Stated exercise: Repeat the listing word for word. No pictures belong in the copy.
____ The data
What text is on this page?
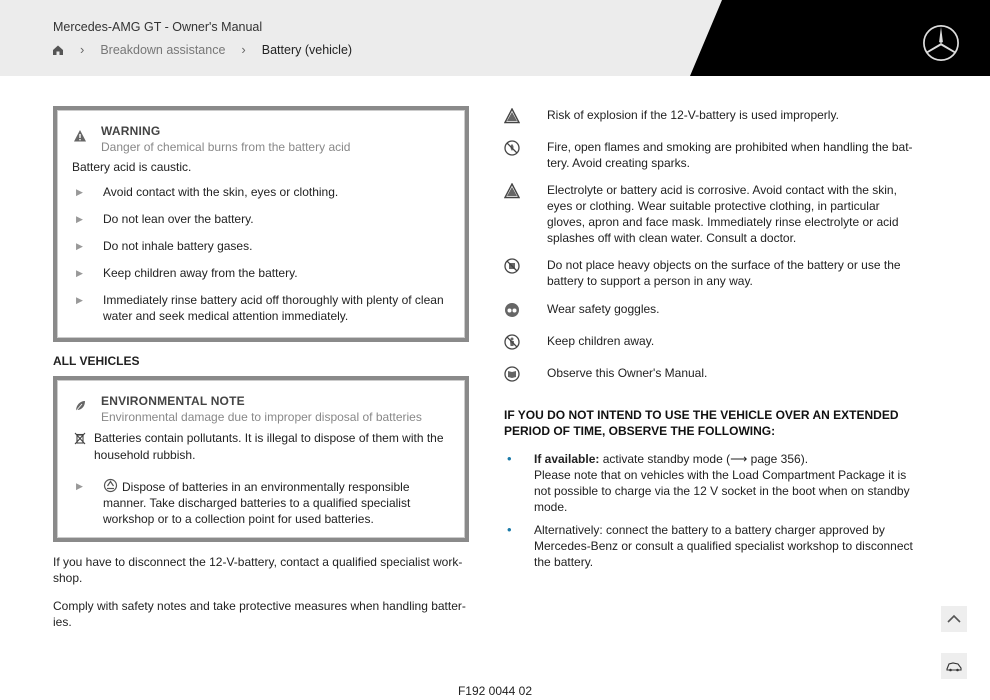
Mercedes-AMG GT - Owner's Manual
› Breakdown assistance › Battery (vehicle)
WARNING
Danger of chemical burns from the battery acid
Battery acid is caustic.
▶ Avoid contact with the skin, eyes or clothing.
▶ Do not lean over the battery.
▶ Do not inhale battery gases.
▶ Keep children away from the battery.
▶ Immediately rinse battery acid off thoroughly with plenty of clean water and seek medical attention immediately.
ALL VEHICLES
ENVIRONMENTAL NOTE
Environmental damage due to improper disposal of batteries
Batteries contain pollutants. It is illegal to dispose of them with the household rubbish.
▶	Dispose of batteries in an environmentally responsible manner. Take discharged batteries to a qualified specialist workshop or to a collection point for used batteries.
If you have to disconnect the 12-V-battery, contact a qualified specialist work-shop.
Comply with safety notes and take protective measures when handling batter-ies.
Risk of explosion if the 12-V-battery is used improperly.
Fire, open flames and smoking are prohibited when handling the bat-tery. Avoid creating sparks.
Electrolyte or battery acid is corrosive. Avoid contact with the skin, eyes or clothing. Wear suitable protective clothing, in particular gloves, apron and face mask. Immediately rinse electrolyte or acid splashes off with clean water. Consult a doctor.
Do not place heavy objects on the surface of the battery or use the battery to support a person in any way.
Wear safety goggles.
Keep children away.
Observe this Owner's Manual.
IF YOU DO NOT INTEND TO USE THE VEHICLE OVER AN EXTENDED PERIOD OF TIME, OBSERVE THE FOLLOWING:
•	If available: activate standby mode (⟶ page 356).
Please note that on vehicles with the Load Compartment Package it is not possible to charge via the 12 V socket in the boot when on standby mode.
•	Alternatively: connect the battery to a battery charger approved by Mercedes-Benz or consult a qualified specialist workshop to disconnect the battery.
F192 0044 02
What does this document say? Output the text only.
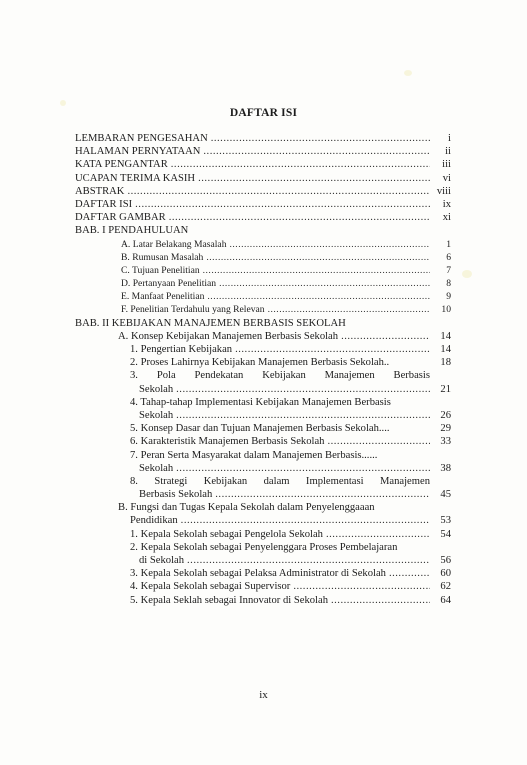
DAFTAR ISI
LEMBARAN PENGESAHAN .....	i
HALAMAN PERNYATAAN .....	ii
KATA PENGANTAR .....	iii
UCAPAN TERIMA KASIH .....	vi
ABSTRAK .....	viii
DAFTAR ISI .....	ix
DAFTAR GAMBAR .....	xi
BAB. I PENDAHULUAN
A. Latar Belakang Masalah .....	1
B. Rumusan Masalah .....	6
C. Tujuan Penelitian .....	7
D. Pertanyaan Penelitian .....	8
E. Manfaat Penelitian .....	9
F. Penelitian Terdahulu yang Relevan .....	10
BAB. II KEBIJAKAN MANAJEMEN BERBASIS SEKOLAH
A. Konsep Kebijakan Manajemen Berbasis Sekolah .....	14
1. Pengertian Kebijakan .....	14
2. Proses Lahirnya Kebijakan Manajemen Berbasis Sekolah..	18
3. Pola Pendekatan Kebijakan Manajemen Berbasis
Sekolah .....	21
4. Tahap-tahap Implementasi Kebijakan Manajemen Berbasis
Sekolah .....	26
5. Konsep Dasar dan Tujuan Manajemen Berbasis Sekolah....	29
6. Karakteristik Manajemen Berbasis Sekolah .....	33
7. Peran Serta Masyarakat dalam Manajemen Berbasis......
Sekolah .....	38
8. Strategi Kebijakan dalam Implementasi Manajemen
Berbasis Sekolah .....	45
B. Fungsi dan Tugas Kepala Sekolah dalam Penyelenggaaan
Pendidikan .....	53
1. Kepala Sekolah sebagai Pengelola Sekolah .....	54
2. Kepala Sekolah sebagai Penyelenggara Proses Pembelajaran
di Sekolah .....	56
3. Kepala Sekolah sebagai Pelaksa Administrator di Sekolah .....	60
4. Kepala Sekolah sebagai Supervisor .....	62
5. Kepala Seklah sebagai Innovator di Sekolah .....	64
ix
________
Result for this exercise:
What text is on this page?
Mercedes-AMG GT - Owner's Manual
› Breakdown assistance › Battery (vehicle)
WARNING
Danger of chemical burns from the battery acid
Battery acid is caustic.
▶ Avoid contact with the skin, eyes or clothing.
▶ Do not lean over the battery.
▶ Do not inhale battery gases.
▶ Keep children away from the battery.
▶ Immediately rinse battery acid off thoroughly with plenty of clean water and seek medical attention immediately.
ALL VEHICLES
ENVIRONMENTAL NOTE
Environmental damage due to improper disposal of batteries
Batteries contain pollutants. It is illegal to dispose of them with the household rubbish.
▶	Dispose of batteries in an environmentally responsible manner. Take discharged batteries to a qualified specialist workshop or to a collection point for used batteries.
If you have to disconnect the 12-V-battery, contact a qualified specialist work-shop.
Comply with safety notes and take protective measures when handling batter-ies.
Risk of explosion if the 12-V-battery is used improperly.
Fire, open flames and smoking are prohibited when handling the bat-tery. Avoid creating sparks.
Electrolyte or battery acid is corrosive. Avoid contact with the skin, eyes or clothing. Wear suitable protective clothing, in particular gloves, apron and face mask. Immediately rinse electrolyte or acid splashes off with clean water. Consult a doctor.
Do not place heavy objects on the surface of the battery or use the battery to support a person in any way.
Wear safety goggles.
Keep children away.
Observe this Owner's Manual.
IF YOU DO NOT INTEND TO USE THE VEHICLE OVER AN EXTENDED PERIOD OF TIME, OBSERVE THE FOLLOWING:
•	If available: activate standby mode (⟶ page 356).
Please note that on vehicles with the Load Compartment Package it is not possible to charge via the 12 V socket in the boot when on standby mode.
•	Alternatively: connect the battery to a battery charger approved by Mercedes-Benz or consult a qualified specialist workshop to disconnect the battery.
F192 0044 02
What does this document say? Output the text only.
DAFTAR ISI
LEMBARAN PENGESAHAN .....	i
HALAMAN PERNYATAAN .....	ii
KATA PENGANTAR .....	iii
UCAPAN TERIMA KASIH .....	vi
ABSTRAK .....	viii
DAFTAR ISI .....	ix
DAFTAR GAMBAR .....	xi
BAB. I PENDAHULUAN
A. Latar Belakang Masalah .....	1
B. Rumusan Masalah .....	6
C. Tujuan Penelitian .....	7
D. Pertanyaan Penelitian .....	8
E. Manfaat Penelitian .....	9
F. Penelitian Terdahulu yang Relevan .....	10
BAB. II KEBIJAKAN MANAJEMEN BERBASIS SEKOLAH
A. Konsep Kebijakan Manajemen Berbasis Sekolah .....	14
1. Pengertian Kebijakan .....	14
2. Proses Lahirnya Kebijakan Manajemen Berbasis Sekolah..	18
3. Pola Pendekatan Kebijakan Manajemen Berbasis
Sekolah .....	21
4. Tahap-tahap Implementasi Kebijakan Manajemen Berbasis
Sekolah .....	26
5. Konsep Dasar dan Tujuan Manajemen Berbasis Sekolah....	29
6. Karakteristik Manajemen Berbasis Sekolah .....	33
7. Peran Serta Masyarakat dalam Manajemen Berbasis......
Sekolah .....	38
8. Strategi Kebijakan dalam Implementasi Manajemen
Berbasis Sekolah .....	45
B. Fungsi dan Tugas Kepala Sekolah dalam Penyelenggaaan
Pendidikan .....	53
1. Kepala Sekolah sebagai Pengelola Sekolah .....	54
2. Kepala Sekolah sebagai Penyelenggara Proses Pembelajaran
di Sekolah .....	56
3. Kepala Sekolah sebagai Pelaksa Administrator di Sekolah .....	60
4. Kepala Sekolah sebagai Supervisor .....	62
5. Kepala Seklah sebagai Innovator di Sekolah .....	64
ix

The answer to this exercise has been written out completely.